Material for this task:
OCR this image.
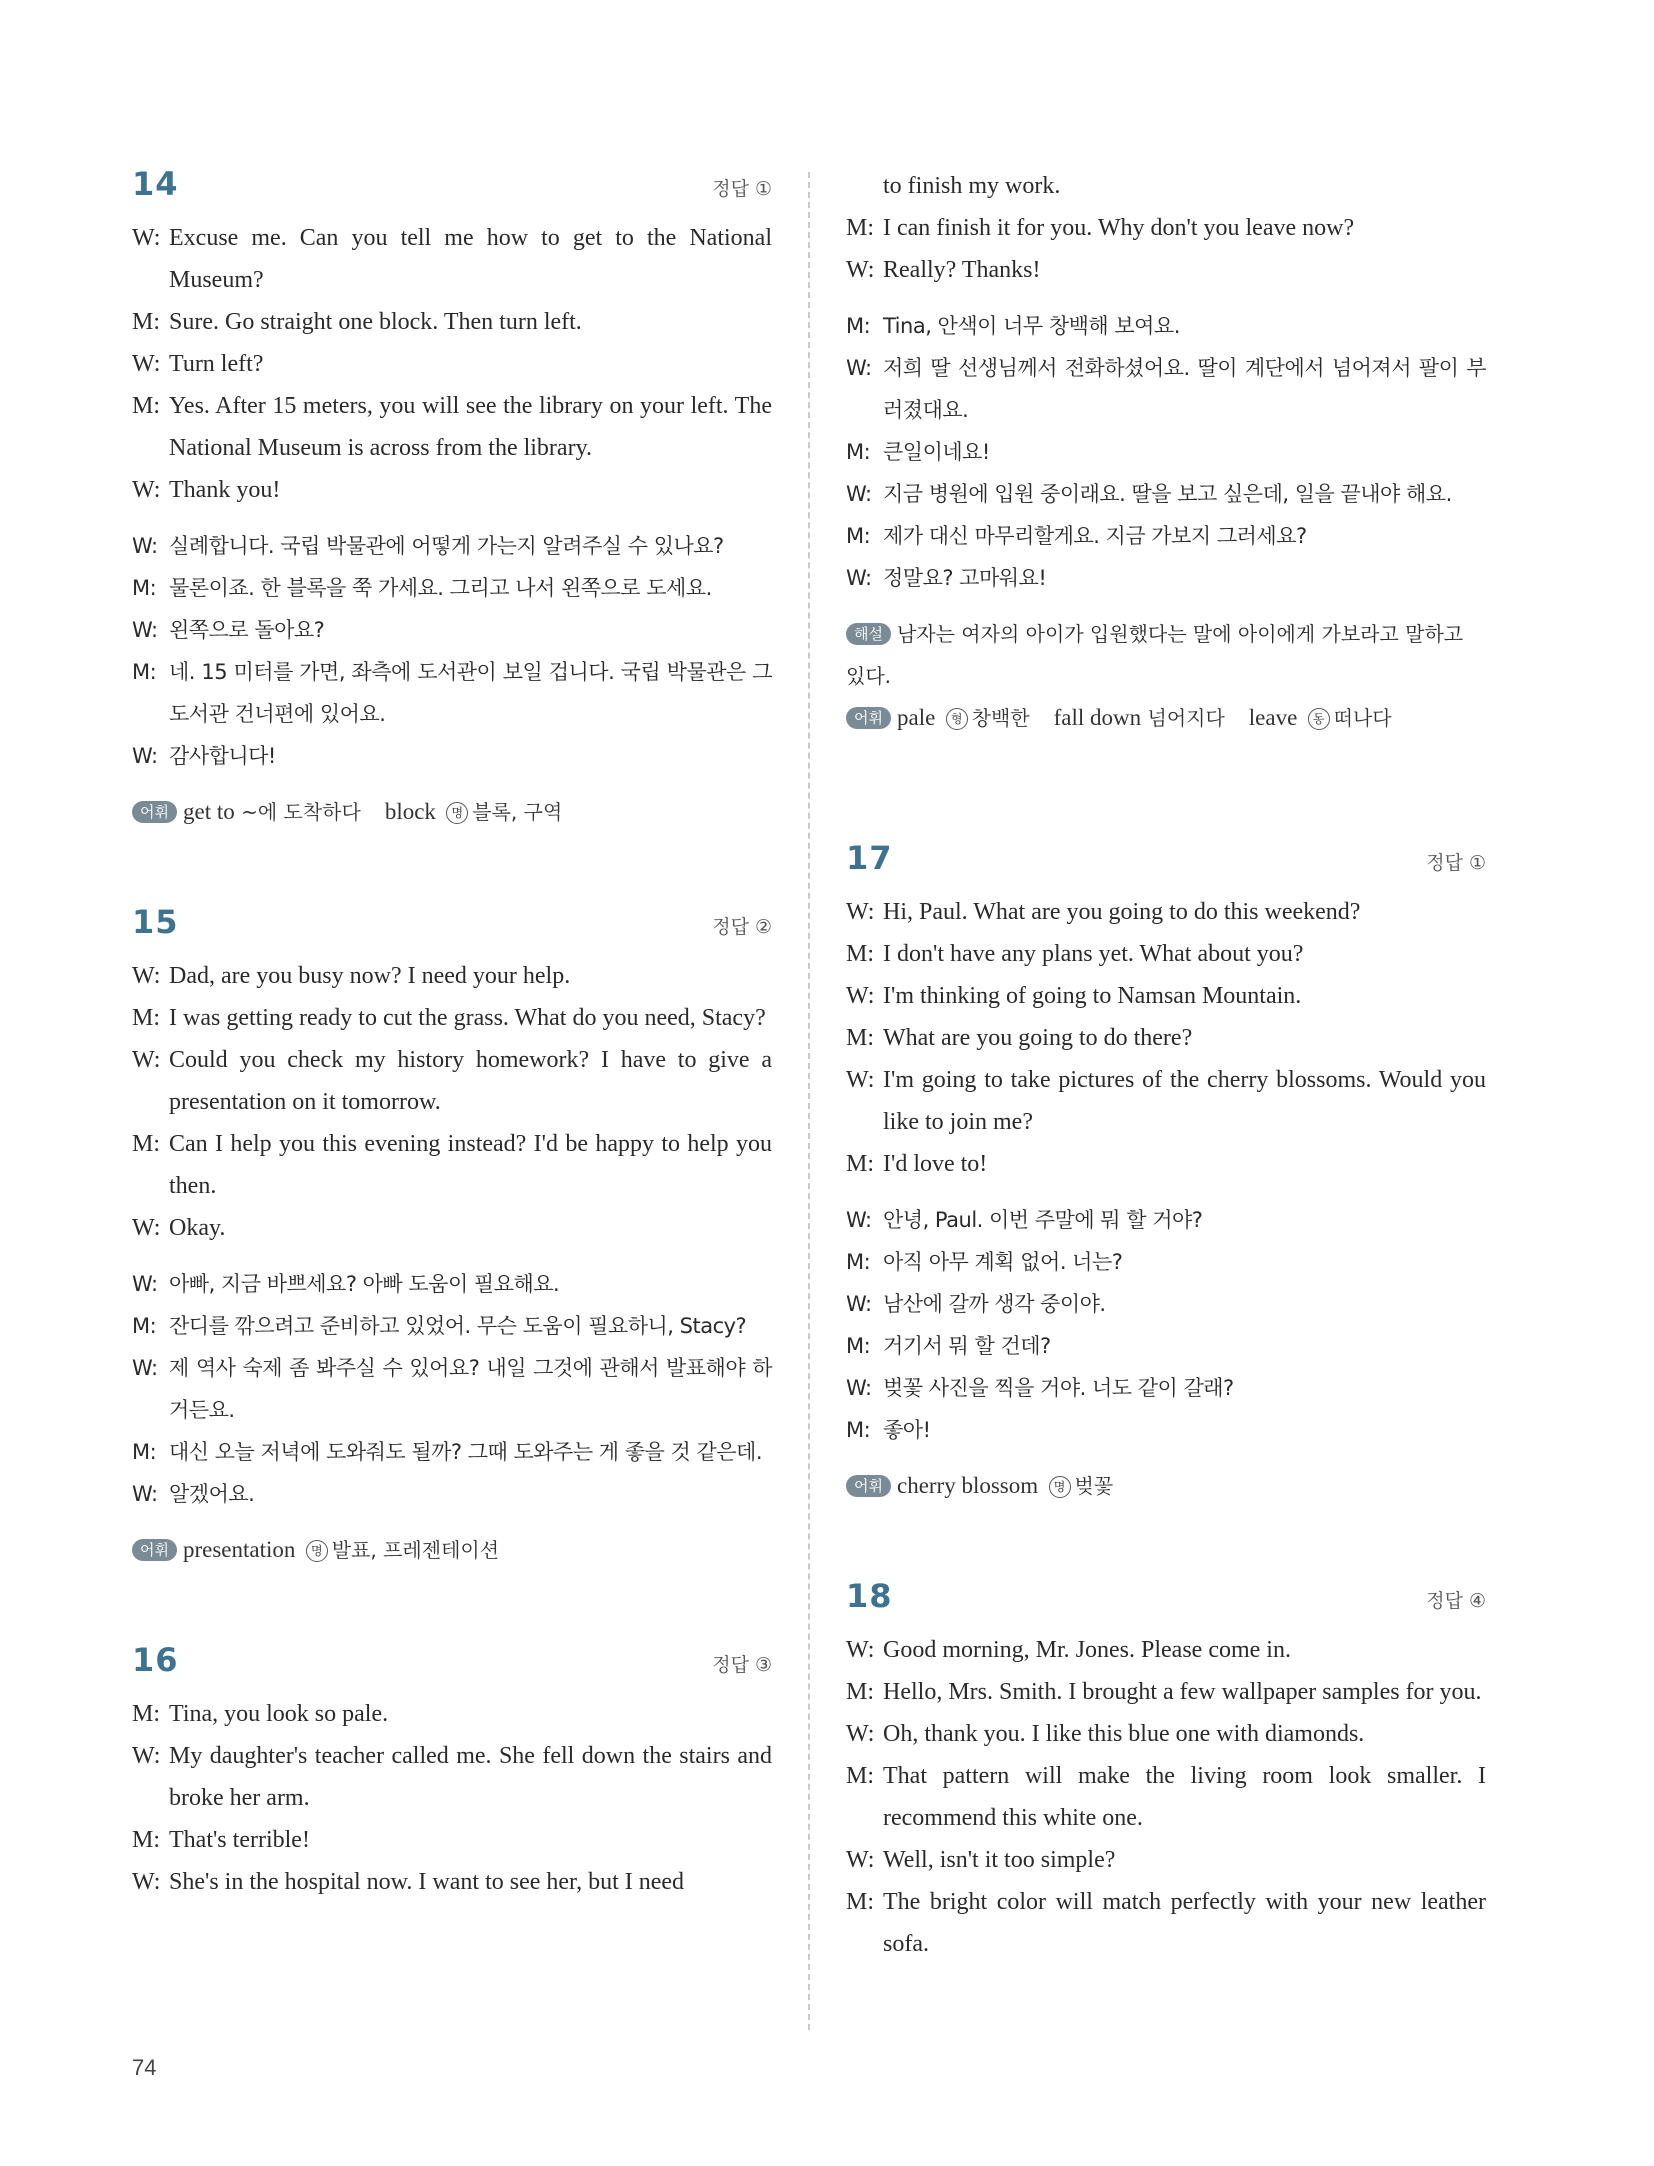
14	정답 ①
W: Excuse me. Can you tell me how to get to the National Museum?
M: Sure. Go straight one block. Then turn left.
W: Turn left?
M: Yes. After 15 meters, you will see the library on your left. The National Museum is across from the library.
W: Thank you!
W: 실례합니다. 국립 박물관에 어떻게 가는지 알려주실 수 있나요?
M: 물론이죠. 한 블록을 쭉 가세요. 그리고 나서 왼쪽으로 도세요.
W: 왼쪽으로 돌아요?
M: 네. 15 미터를 가면, 좌측에 도서관이 보일 겁니다. 국립 박물관은 그 도서관 건너편에 있어요.
W: 감사합니다!
어휘 get to ~에 도착하다 block 명 블록, 구역
15	정답 ②
W: Dad, are you busy now? I need your help.
M: I was getting ready to cut the grass. What do you need, Stacy?
W: Could you check my history homework? I have to give a presentation on it tomorrow.
M: Can I help you this evening instead? I'd be happy to help you then.
W: Okay.
W: 아빠, 지금 바쁘세요? 아빠 도움이 필요해요.
M: 잔디를 깎으려고 준비하고 있었어. 무슨 도움이 필요하니, Stacy?
W: 제 역사 숙제 좀 봐주실 수 있어요? 내일 그것에 관해서 발표해야 하거든요.
M: 대신 오늘 저녁에 도와줘도 될까? 그때 도와주는 게 좋을 것 같은데.
W: 알겠어요.
어휘 presentation 명 발표, 프레젠테이션
16	정답 ③
M: Tina, you look so pale.
W: My daughter's teacher called me. She fell down the stairs and broke her arm.
M: That's terrible!
W: She's in the hospital now. I want to see her, but I need
to finish my work.
M: I can finish it for you. Why don't you leave now?
W: Really? Thanks!
M: Tina, 안색이 너무 창백해 보여요.
W: 저희 딸 선생님께서 전화하셨어요. 딸이 계단에서 넘어져서 팔이 부러졌대요.
M: 큰일이네요!
W: 지금 병원에 입원 중이래요. 딸을 보고 싶은데, 일을 끝내야 해요.
M: 제가 대신 마무리할게요. 지금 가보지 그러세요?
W: 정말요? 고마워요!
해설 남자는 여자의 아이가 입원했다는 말에 아이에게 가보라고 말하고 있다.
어휘 pale 형 창백한 fall down 넘어지다 leave 동 떠나다
17	정답 ①
W: Hi, Paul. What are you going to do this weekend?
M: I don't have any plans yet. What about you?
W: I'm thinking of going to Namsan Mountain.
M: What are you going to do there?
W: I'm going to take pictures of the cherry blossoms. Would you like to join me?
M: I'd love to!
W: 안녕, Paul. 이번 주말에 뭐 할 거야?
M: 아직 아무 계획 없어. 너는?
W: 남산에 갈까 생각 중이야.
M: 거기서 뭐 할 건데?
W: 벚꽃 사진을 찍을 거야. 너도 같이 갈래?
M: 좋아!
어휘 cherry blossom 명 벚꽃
18	정답 ④
W: Good morning, Mr. Jones. Please come in.
M: Hello, Mrs. Smith. I brought a few wallpaper samples for you.
W: Oh, thank you. I like this blue one with diamonds.
M: That pattern will make the living room look smaller. I recommend this white one.
W: Well, isn't it too simple?
M: The bright color will match perfectly with your new leather sofa.
74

Requirements:
Extract all lines that hold the word "down".

Task output:
W: My daughter's teacher called me. She fell down the stairs and broke her arm.
어휘 pale 형 창백한 fall down 넘어지다 leave 동 떠나다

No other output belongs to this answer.